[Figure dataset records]
-.-.-

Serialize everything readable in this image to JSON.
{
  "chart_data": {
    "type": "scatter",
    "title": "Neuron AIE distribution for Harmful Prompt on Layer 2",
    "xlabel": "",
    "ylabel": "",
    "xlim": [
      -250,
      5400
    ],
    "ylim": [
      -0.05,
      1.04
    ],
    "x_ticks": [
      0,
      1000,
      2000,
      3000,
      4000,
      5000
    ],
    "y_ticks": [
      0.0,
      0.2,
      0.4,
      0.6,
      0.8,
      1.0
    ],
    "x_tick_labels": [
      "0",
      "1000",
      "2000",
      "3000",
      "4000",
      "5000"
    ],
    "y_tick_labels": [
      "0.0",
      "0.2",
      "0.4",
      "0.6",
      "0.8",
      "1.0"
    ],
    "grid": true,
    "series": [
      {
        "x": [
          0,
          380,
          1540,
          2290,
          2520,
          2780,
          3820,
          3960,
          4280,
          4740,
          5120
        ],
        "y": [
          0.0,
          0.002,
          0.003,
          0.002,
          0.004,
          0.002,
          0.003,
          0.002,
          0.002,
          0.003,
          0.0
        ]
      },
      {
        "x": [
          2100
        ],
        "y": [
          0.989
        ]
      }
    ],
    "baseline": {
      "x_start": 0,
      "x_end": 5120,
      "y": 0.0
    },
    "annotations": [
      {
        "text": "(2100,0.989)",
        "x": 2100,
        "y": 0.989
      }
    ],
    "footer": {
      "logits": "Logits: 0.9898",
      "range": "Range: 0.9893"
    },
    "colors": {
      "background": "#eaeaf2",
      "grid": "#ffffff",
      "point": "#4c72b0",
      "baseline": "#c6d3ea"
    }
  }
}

-.-.-

- Required work: Output all of the data above without any alteration.

- Answer to this problem:
Serialize everything readable in this image to JSON.
{
  "chart_data": {
    "type": "scatter",
    "title": "Neuron AIE distribution for Harmful Prompt on Layer 2",
    "xlabel": "",
    "ylabel": "",
    "xlim": [
      -250,
      5400
    ],
    "ylim": [
      -0.05,
      1.04
    ],
    "x_ticks": [
      0,
      1000,
      2000,
      3000,
      4000,
      5000
    ],
    "y_ticks": [
      0.0,
      0.2,
      0.4,
      0.6,
      0.8,
      1.0
    ],
    "x_tick_labels": [
      "0",
      "1000",
      "2000",
      "3000",
      "4000",
      "5000"
    ],
    "y_tick_labels": [
      "0.0",
      "0.2",
      "0.4",
      "0.6",
      "0.8",
      "1.0"
    ],
    "grid": true,
    "series": [
      {
        "x": [
          0,
          380,
          1540,
          2290,
          2520,
          2780,
          3820,
          3960,
          4280,
          4740,
          5120
        ],
        "y": [
          0.0,
          0.002,
          0.003,
          0.002,
          0.004,
          0.002,
          0.003,
          0.002,
          0.002,
          0.003,
          0.0
        ]
      },
      {
        "x": [
          2100
        ],
        "y": [
          0.989
        ]
      }
    ],
    "baseline": {
      "x_start": 0,
      "x_end": 5120,
      "y": 0.0
    },
    "annotations": [
      {
        "text": "(2100,0.989)",
        "x": 2100,
        "y": 0.989
      }
    ],
    "footer": {
      "logits": "Logits: 0.9898",
      "range": "Range: 0.9893"
    },
    "colors": {
      "background": "#eaeaf2",
      "grid": "#ffffff",
      "point": "#4c72b0",
      "baseline": "#c6d3ea"
    }
  }
}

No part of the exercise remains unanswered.